Text under study:

Follow-up engagement
We want to work closely with the industry, give them decision-useful feedback and support them to improve their underlying practices, so we sent detailed performance feedback and recommendations to all 75 participants. We also had more than 50 follow-up calls with senior level staff, where we identified gaps and opportunities for improvement.
In March 2021, ShareAction will publish a leading practice guide for asset managers on responsible investment. The aim is to support the industry to drive better standards. We looked at the best performers in the survey and feature over 50 short case studies across themes covered in the global ranking and highlight the significant progress that parts of the sector made in 2020.

Document structure recognition material:
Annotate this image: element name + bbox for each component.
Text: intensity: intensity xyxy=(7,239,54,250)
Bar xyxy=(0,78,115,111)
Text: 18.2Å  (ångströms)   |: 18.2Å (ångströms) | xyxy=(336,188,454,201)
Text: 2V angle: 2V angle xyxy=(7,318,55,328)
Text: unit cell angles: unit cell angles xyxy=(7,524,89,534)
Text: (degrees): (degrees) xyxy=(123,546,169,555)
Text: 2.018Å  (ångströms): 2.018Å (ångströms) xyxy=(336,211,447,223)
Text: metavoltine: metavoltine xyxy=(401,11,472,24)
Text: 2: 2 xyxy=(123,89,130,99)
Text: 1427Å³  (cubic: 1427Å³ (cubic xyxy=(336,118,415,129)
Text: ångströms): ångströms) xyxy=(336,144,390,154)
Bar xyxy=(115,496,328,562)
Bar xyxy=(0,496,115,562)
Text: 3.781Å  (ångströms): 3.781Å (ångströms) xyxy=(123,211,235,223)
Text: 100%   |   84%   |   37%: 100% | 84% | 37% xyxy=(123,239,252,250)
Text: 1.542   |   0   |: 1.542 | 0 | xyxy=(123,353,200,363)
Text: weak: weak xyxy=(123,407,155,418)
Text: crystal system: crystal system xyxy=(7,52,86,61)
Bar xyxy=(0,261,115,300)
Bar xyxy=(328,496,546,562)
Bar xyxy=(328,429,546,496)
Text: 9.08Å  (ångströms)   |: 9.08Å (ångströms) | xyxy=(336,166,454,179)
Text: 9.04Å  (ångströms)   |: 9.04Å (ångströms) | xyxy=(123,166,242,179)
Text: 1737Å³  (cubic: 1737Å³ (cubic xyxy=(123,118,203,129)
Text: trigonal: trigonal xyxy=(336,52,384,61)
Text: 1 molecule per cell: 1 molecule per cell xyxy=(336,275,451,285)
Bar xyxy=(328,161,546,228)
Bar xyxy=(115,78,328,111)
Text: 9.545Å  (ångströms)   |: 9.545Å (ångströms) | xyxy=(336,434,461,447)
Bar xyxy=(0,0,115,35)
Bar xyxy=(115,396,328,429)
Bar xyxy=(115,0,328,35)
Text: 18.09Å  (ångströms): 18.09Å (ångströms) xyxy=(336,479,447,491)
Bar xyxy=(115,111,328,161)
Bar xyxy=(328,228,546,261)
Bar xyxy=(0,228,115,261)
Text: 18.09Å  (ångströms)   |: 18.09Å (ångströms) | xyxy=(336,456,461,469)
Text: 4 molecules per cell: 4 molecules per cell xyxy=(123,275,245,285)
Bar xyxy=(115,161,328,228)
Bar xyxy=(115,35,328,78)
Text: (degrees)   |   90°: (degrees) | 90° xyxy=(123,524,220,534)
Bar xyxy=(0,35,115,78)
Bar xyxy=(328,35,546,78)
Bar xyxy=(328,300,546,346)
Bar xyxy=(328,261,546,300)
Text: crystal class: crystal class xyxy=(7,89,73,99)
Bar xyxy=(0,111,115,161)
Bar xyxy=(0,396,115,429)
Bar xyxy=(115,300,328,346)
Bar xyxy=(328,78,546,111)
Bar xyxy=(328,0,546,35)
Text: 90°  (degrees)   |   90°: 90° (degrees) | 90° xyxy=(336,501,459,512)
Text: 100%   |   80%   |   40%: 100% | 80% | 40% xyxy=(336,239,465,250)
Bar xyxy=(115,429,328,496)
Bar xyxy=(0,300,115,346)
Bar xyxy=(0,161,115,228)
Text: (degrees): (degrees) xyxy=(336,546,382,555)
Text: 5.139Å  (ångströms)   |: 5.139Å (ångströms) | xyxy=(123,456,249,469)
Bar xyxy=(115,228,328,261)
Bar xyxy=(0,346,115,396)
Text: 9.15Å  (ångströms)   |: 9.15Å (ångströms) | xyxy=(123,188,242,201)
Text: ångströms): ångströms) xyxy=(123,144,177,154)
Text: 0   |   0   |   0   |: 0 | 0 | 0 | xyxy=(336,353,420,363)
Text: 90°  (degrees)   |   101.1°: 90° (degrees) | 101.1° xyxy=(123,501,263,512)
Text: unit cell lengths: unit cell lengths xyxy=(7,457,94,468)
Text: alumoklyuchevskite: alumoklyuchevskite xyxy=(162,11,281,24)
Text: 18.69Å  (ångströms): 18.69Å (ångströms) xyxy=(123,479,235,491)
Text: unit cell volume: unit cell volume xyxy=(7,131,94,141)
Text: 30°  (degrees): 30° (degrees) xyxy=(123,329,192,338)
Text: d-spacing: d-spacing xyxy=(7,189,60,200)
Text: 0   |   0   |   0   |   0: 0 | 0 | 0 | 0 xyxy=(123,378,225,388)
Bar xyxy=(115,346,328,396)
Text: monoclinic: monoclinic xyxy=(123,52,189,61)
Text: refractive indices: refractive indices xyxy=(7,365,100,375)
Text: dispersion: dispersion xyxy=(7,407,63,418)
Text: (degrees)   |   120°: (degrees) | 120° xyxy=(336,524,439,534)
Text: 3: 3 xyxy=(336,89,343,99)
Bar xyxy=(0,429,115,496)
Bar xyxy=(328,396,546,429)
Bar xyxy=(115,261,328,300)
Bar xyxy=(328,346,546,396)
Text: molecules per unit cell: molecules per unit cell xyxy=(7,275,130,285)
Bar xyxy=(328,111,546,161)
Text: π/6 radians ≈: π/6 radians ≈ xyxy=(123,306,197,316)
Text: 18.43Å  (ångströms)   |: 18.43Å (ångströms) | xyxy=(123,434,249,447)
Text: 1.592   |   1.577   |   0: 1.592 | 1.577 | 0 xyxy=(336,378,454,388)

Exercises:
A. According to the text on follow-up engagement, when will ShareAction publish its leading practice guide for asset managers?
B. Please resume the text on follow-up engagement, starting right after its final sentence.
This material was taken from a separate source.

Results in order:
A. In March 2021.

B.
The next steps for the sector
RI Governance
ESG accountability should sit at senior executive and board level. The mindset of an investor today is very different from the mindset needed 20 years ago. We have systemic crises that demand investors to think seriously about climate risk, physical and transitional risks, to look ahead in terms of decades, but take action now. The biodiversity crisis demands a certain level of knowledge and expertise to take appropriate action as does human rights. The training on ESG topics (particularly systemic ones) for all investment staff needs to improve. Training should bring in external expertise, be mandatory for investment staff and include board members.
Incentives are key, so the sooner asset managers start aligning remuneration structures with sustainability objectives the better. Asset managers should be encouraged to publish TCFD reports even if they are early on in their journey. Asset managers with shareholders have a legal responsibility to disclose any financially material ESG risks. The process of publishing a TCFD report can drive organisational change and progress on managing climate risk.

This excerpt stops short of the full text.